Repeat every line below exactly, word for word.

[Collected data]
══════════════════════════════

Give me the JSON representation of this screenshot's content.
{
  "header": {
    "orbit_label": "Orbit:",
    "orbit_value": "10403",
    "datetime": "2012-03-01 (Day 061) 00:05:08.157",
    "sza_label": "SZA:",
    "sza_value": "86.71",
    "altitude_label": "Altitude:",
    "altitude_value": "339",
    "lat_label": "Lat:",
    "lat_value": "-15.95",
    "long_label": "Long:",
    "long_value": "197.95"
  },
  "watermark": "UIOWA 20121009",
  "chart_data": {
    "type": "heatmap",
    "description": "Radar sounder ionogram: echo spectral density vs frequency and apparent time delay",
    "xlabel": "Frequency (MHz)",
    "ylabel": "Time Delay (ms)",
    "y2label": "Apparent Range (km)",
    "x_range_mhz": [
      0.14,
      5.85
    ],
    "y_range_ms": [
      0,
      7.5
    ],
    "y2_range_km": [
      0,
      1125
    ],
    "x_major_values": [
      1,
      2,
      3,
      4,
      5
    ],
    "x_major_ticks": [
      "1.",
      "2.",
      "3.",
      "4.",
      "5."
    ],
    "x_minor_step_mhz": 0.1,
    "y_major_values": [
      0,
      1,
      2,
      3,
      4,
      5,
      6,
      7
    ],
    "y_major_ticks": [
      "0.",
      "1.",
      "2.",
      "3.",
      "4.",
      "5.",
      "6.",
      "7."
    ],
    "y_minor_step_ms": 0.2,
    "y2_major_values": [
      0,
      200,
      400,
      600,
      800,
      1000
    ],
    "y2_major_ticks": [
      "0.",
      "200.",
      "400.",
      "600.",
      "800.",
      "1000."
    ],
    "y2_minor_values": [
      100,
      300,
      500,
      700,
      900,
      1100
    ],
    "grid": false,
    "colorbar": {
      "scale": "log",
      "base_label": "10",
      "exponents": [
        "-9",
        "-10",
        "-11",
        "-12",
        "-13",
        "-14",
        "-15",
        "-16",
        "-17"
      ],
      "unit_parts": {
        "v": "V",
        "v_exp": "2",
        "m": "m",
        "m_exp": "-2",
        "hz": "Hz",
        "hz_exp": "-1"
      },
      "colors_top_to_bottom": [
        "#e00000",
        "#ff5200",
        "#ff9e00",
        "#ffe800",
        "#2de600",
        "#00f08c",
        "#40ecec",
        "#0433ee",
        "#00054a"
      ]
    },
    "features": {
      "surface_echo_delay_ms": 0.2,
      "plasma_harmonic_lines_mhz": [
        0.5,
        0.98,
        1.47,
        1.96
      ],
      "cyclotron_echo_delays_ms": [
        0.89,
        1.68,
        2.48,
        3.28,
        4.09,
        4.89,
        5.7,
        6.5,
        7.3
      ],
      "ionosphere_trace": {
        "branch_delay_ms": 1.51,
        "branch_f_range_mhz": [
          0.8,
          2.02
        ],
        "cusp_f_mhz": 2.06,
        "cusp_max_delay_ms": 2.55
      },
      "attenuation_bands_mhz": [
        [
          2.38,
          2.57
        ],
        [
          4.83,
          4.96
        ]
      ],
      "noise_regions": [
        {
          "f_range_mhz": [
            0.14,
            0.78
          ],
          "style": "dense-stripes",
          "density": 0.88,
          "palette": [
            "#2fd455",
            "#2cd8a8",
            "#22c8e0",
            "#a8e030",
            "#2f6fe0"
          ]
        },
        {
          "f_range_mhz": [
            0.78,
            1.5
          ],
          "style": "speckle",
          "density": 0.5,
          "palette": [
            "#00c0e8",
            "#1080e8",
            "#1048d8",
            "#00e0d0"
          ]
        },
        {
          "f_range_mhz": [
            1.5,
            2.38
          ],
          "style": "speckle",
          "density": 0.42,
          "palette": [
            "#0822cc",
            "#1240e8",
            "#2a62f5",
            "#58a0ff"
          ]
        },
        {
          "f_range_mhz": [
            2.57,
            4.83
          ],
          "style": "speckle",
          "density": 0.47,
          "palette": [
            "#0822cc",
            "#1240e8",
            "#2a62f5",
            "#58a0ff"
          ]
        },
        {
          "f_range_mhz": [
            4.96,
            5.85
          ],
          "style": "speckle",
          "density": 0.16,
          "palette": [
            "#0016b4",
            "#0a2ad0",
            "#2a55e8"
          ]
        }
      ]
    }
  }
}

══════════════════════════════

COMPLETE ANSWER
Give me the JSON representation of this screenshot's content.
{
  "header": {
    "orbit_label": "Orbit:",
    "orbit_value": "10403",
    "datetime": "2012-03-01 (Day 061) 00:05:08.157",
    "sza_label": "SZA:",
    "sza_value": "86.71",
    "altitude_label": "Altitude:",
    "altitude_value": "339",
    "lat_label": "Lat:",
    "lat_value": "-15.95",
    "long_label": "Long:",
    "long_value": "197.95"
  },
  "watermark": "UIOWA 20121009",
  "chart_data": {
    "type": "heatmap",
    "description": "Radar sounder ionogram: echo spectral density vs frequency and apparent time delay",
    "xlabel": "Frequency (MHz)",
    "ylabel": "Time Delay (ms)",
    "y2label": "Apparent Range (km)",
    "x_range_mhz": [
      0.14,
      5.85
    ],
    "y_range_ms": [
      0,
      7.5
    ],
    "y2_range_km": [
      0,
      1125
    ],
    "x_major_values": [
      1,
      2,
      3,
      4,
      5
    ],
    "x_major_ticks": [
      "1.",
      "2.",
      "3.",
      "4.",
      "5."
    ],
    "x_minor_step_mhz": 0.1,
    "y_major_values": [
      0,
      1,
      2,
      3,
      4,
      5,
      6,
      7
    ],
    "y_major_ticks": [
      "0.",
      "1.",
      "2.",
      "3.",
      "4.",
      "5.",
      "6.",
      "7."
    ],
    "y_minor_step_ms": 0.2,
    "y2_major_values": [
      0,
      200,
      400,
      600,
      800,
      1000
    ],
    "y2_major_ticks": [
      "0.",
      "200.",
      "400.",
      "600.",
      "800.",
      "1000."
    ],
    "y2_minor_values": [
      100,
      300,
      500,
      700,
      900,
      1100
    ],
    "grid": false,
    "colorbar": {
      "scale": "log",
      "base_label": "10",
      "exponents": [
        "-9",
        "-10",
        "-11",
        "-12",
        "-13",
        "-14",
        "-15",
        "-16",
        "-17"
      ],
      "unit_parts": {
        "v": "V",
        "v_exp": "2",
        "m": "m",
        "m_exp": "-2",
        "hz": "Hz",
        "hz_exp": "-1"
      },
      "colors_top_to_bottom": [
        "#e00000",
        "#ff5200",
        "#ff9e00",
        "#ffe800",
        "#2de600",
        "#00f08c",
        "#40ecec",
        "#0433ee",
        "#00054a"
      ]
    },
    "features": {
      "surface_echo_delay_ms": 0.2,
      "plasma_harmonic_lines_mhz": [
        0.5,
        0.98,
        1.47,
        1.96
      ],
      "cyclotron_echo_delays_ms": [
        0.89,
        1.68,
        2.48,
        3.28,
        4.09,
        4.89,
        5.7,
        6.5,
        7.3
      ],
      "ionosphere_trace": {
        "branch_delay_ms": 1.51,
        "branch_f_range_mhz": [
          0.8,
          2.02
        ],
        "cusp_f_mhz": 2.06,
        "cusp_max_delay_ms": 2.55
      },
      "attenuation_bands_mhz": [
        [
          2.38,
          2.57
        ],
        [
          4.83,
          4.96
        ]
      ],
      "noise_regions": [
        {
          "f_range_mhz": [
            0.14,
            0.78
          ],
          "style": "dense-stripes",
          "density": 0.88,
          "palette": [
            "#2fd455",
            "#2cd8a8",
            "#22c8e0",
            "#a8e030",
            "#2f6fe0"
          ]
        },
        {
          "f_range_mhz": [
            0.78,
            1.5
          ],
          "style": "speckle",
          "density": 0.5,
          "palette": [
            "#00c0e8",
            "#1080e8",
            "#1048d8",
            "#00e0d0"
          ]
        },
        {
          "f_range_mhz": [
            1.5,
            2.38
          ],
          "style": "speckle",
          "density": 0.42,
          "palette": [
            "#0822cc",
            "#1240e8",
            "#2a62f5",
            "#58a0ff"
          ]
        },
        {
          "f_range_mhz": [
            2.57,
            4.83
          ],
          "style": "speckle",
          "density": 0.47,
          "palette": [
            "#0822cc",
            "#1240e8",
            "#2a62f5",
            "#58a0ff"
          ]
        },
        {
          "f_range_mhz": [
            4.96,
            5.85
          ],
          "style": "speckle",
          "density": 0.16,
          "palette": [
            "#0016b4",
            "#0a2ad0",
            "#2a55e8"
          ]
        }
      ]
    }
  }
}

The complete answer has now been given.